## [OBJECTIVE]
Take the material below and write it all out again exactly.

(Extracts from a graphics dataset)
(begin)

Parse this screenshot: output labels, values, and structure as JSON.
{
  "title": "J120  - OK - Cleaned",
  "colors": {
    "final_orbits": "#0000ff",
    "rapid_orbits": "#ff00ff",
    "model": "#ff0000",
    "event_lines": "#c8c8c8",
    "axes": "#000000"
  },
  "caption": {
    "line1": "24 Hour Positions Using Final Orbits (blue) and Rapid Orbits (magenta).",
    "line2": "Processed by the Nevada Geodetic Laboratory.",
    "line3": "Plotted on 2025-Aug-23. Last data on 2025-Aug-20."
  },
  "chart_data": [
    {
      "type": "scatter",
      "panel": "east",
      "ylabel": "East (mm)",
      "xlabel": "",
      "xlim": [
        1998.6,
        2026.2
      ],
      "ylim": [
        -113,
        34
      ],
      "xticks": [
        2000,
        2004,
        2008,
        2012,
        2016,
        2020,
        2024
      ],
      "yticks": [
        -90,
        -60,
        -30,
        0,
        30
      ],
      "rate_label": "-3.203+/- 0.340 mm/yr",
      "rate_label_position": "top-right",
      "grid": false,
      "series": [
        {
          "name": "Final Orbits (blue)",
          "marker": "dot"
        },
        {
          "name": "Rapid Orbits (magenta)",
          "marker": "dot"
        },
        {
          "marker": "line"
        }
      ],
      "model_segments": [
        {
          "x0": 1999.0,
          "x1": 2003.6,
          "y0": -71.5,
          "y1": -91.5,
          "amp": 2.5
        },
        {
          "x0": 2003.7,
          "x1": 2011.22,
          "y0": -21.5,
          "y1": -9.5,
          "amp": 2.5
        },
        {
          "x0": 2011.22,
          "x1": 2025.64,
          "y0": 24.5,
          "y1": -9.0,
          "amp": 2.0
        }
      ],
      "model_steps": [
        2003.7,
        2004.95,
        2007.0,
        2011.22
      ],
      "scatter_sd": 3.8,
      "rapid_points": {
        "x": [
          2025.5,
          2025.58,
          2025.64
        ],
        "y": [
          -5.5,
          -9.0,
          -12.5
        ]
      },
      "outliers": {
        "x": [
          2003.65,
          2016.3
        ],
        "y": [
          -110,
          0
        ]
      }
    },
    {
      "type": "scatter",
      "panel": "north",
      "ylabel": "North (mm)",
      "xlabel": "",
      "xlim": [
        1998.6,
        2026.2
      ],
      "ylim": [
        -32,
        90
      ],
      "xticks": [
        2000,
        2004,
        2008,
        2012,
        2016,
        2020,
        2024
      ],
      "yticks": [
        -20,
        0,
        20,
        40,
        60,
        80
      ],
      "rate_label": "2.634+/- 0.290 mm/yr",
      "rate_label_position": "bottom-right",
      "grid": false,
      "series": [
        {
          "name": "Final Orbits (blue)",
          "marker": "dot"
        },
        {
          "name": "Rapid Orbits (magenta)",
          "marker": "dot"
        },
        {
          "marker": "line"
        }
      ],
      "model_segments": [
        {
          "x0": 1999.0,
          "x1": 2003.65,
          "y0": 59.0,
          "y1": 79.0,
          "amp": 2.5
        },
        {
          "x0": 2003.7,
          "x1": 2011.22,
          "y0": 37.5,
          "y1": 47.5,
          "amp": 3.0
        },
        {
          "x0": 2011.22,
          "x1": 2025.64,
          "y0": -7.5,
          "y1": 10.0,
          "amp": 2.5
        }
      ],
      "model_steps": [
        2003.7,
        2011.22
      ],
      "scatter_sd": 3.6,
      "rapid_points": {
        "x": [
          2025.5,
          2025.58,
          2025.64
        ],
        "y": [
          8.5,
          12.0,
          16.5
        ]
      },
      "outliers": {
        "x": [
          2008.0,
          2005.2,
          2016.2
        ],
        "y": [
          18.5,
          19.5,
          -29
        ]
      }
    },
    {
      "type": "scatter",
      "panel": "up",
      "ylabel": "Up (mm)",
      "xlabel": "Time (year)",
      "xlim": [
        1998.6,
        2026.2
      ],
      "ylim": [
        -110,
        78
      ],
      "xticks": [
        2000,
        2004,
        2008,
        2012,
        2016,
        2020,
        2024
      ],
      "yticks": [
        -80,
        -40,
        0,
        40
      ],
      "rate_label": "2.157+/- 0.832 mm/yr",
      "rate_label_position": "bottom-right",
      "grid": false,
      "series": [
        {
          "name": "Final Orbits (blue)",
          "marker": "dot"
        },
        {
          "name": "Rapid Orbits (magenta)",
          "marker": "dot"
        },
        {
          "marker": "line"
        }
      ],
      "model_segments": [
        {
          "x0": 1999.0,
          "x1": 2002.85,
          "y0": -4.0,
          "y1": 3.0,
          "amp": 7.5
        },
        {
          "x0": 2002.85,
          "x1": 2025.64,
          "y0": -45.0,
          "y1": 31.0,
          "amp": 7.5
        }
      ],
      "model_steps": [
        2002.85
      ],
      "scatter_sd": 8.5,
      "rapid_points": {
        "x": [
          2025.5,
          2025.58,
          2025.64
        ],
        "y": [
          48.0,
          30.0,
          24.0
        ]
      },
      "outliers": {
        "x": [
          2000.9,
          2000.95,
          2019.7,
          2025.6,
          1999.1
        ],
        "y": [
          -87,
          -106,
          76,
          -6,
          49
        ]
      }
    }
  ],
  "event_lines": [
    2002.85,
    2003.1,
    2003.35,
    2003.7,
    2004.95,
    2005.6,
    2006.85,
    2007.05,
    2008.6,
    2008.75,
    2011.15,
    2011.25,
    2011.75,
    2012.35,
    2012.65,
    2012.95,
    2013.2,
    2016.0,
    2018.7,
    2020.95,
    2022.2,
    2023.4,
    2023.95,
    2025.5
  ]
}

(end)

## [COMPLETED TASK]
Parse this screenshot: output labels, values, and structure as JSON.
{
  "title": "J120  - OK - Cleaned",
  "colors": {
    "final_orbits": "#0000ff",
    "rapid_orbits": "#ff00ff",
    "model": "#ff0000",
    "event_lines": "#c8c8c8",
    "axes": "#000000"
  },
  "caption": {
    "line1": "24 Hour Positions Using Final Orbits (blue) and Rapid Orbits (magenta).",
    "line2": "Processed by the Nevada Geodetic Laboratory.",
    "line3": "Plotted on 2025-Aug-23. Last data on 2025-Aug-20."
  },
  "chart_data": [
    {
      "type": "scatter",
      "panel": "east",
      "ylabel": "East (mm)",
      "xlabel": "",
      "xlim": [
        1998.6,
        2026.2
      ],
      "ylim": [
        -113,
        34
      ],
      "xticks": [
        2000,
        2004,
        2008,
        2012,
        2016,
        2020,
        2024
      ],
      "yticks": [
        -90,
        -60,
        -30,
        0,
        30
      ],
      "rate_label": "-3.203+/- 0.340 mm/yr",
      "rate_label_position": "top-right",
      "grid": false,
      "series": [
        {
          "name": "Final Orbits (blue)",
          "marker": "dot"
        },
        {
          "name": "Rapid Orbits (magenta)",
          "marker": "dot"
        },
        {
          "marker": "line"
        }
      ],
      "model_segments": [
        {
          "x0": 1999.0,
          "x1": 2003.6,
          "y0": -71.5,
          "y1": -91.5,
          "amp": 2.5
        },
        {
          "x0": 2003.7,
          "x1": 2011.22,
          "y0": -21.5,
          "y1": -9.5,
          "amp": 2.5
        },
        {
          "x0": 2011.22,
          "x1": 2025.64,
          "y0": 24.5,
          "y1": -9.0,
          "amp": 2.0
        }
      ],
      "model_steps": [
        2003.7,
        2004.95,
        2007.0,
        2011.22
      ],
      "scatter_sd": 3.8,
      "rapid_points": {
        "x": [
          2025.5,
          2025.58,
          2025.64
        ],
        "y": [
          -5.5,
          -9.0,
          -12.5
        ]
      },
      "outliers": {
        "x": [
          2003.65,
          2016.3
        ],
        "y": [
          -110,
          0
        ]
      }
    },
    {
      "type": "scatter",
      "panel": "north",
      "ylabel": "North (mm)",
      "xlabel": "",
      "xlim": [
        1998.6,
        2026.2
      ],
      "ylim": [
        -32,
        90
      ],
      "xticks": [
        2000,
        2004,
        2008,
        2012,
        2016,
        2020,
        2024
      ],
      "yticks": [
        -20,
        0,
        20,
        40,
        60,
        80
      ],
      "rate_label": "2.634+/- 0.290 mm/yr",
      "rate_label_position": "bottom-right",
      "grid": false,
      "series": [
        {
          "name": "Final Orbits (blue)",
          "marker": "dot"
        },
        {
          "name": "Rapid Orbits (magenta)",
          "marker": "dot"
        },
        {
          "marker": "line"
        }
      ],
      "model_segments": [
        {
          "x0": 1999.0,
          "x1": 2003.65,
          "y0": 59.0,
          "y1": 79.0,
          "amp": 2.5
        },
        {
          "x0": 2003.7,
          "x1": 2011.22,
          "y0": 37.5,
          "y1": 47.5,
          "amp": 3.0
        },
        {
          "x0": 2011.22,
          "x1": 2025.64,
          "y0": -7.5,
          "y1": 10.0,
          "amp": 2.5
        }
      ],
      "model_steps": [
        2003.7,
        2011.22
      ],
      "scatter_sd": 3.6,
      "rapid_points": {
        "x": [
          2025.5,
          2025.58,
          2025.64
        ],
        "y": [
          8.5,
          12.0,
          16.5
        ]
      },
      "outliers": {
        "x": [
          2008.0,
          2005.2,
          2016.2
        ],
        "y": [
          18.5,
          19.5,
          -29
        ]
      }
    },
    {
      "type": "scatter",
      "panel": "up",
      "ylabel": "Up (mm)",
      "xlabel": "Time (year)",
      "xlim": [
        1998.6,
        2026.2
      ],
      "ylim": [
        -110,
        78
      ],
      "xticks": [
        2000,
        2004,
        2008,
        2012,
        2016,
        2020,
        2024
      ],
      "yticks": [
        -80,
        -40,
        0,
        40
      ],
      "rate_label": "2.157+/- 0.832 mm/yr",
      "rate_label_position": "bottom-right",
      "grid": false,
      "series": [
        {
          "name": "Final Orbits (blue)",
          "marker": "dot"
        },
        {
          "name": "Rapid Orbits (magenta)",
          "marker": "dot"
        },
        {
          "marker": "line"
        }
      ],
      "model_segments": [
        {
          "x0": 1999.0,
          "x1": 2002.85,
          "y0": -4.0,
          "y1": 3.0,
          "amp": 7.5
        },
        {
          "x0": 2002.85,
          "x1": 2025.64,
          "y0": -45.0,
          "y1": 31.0,
          "amp": 7.5
        }
      ],
      "model_steps": [
        2002.85
      ],
      "scatter_sd": 8.5,
      "rapid_points": {
        "x": [
          2025.5,
          2025.58,
          2025.64
        ],
        "y": [
          48.0,
          30.0,
          24.0
        ]
      },
      "outliers": {
        "x": [
          2000.9,
          2000.95,
          2019.7,
          2025.6,
          1999.1
        ],
        "y": [
          -87,
          -106,
          76,
          -6,
          49
        ]
      }
    }
  ],
  "event_lines": [
    2002.85,
    2003.1,
    2003.35,
    2003.7,
    2004.95,
    2005.6,
    2006.85,
    2007.05,
    2008.6,
    2008.75,
    2011.15,
    2011.25,
    2011.75,
    2012.35,
    2012.65,
    2012.95,
    2013.2,
    2016.0,
    2018.7,
    2020.95,
    2022.2,
    2023.4,
    2023.95,
    2025.5
  ]
}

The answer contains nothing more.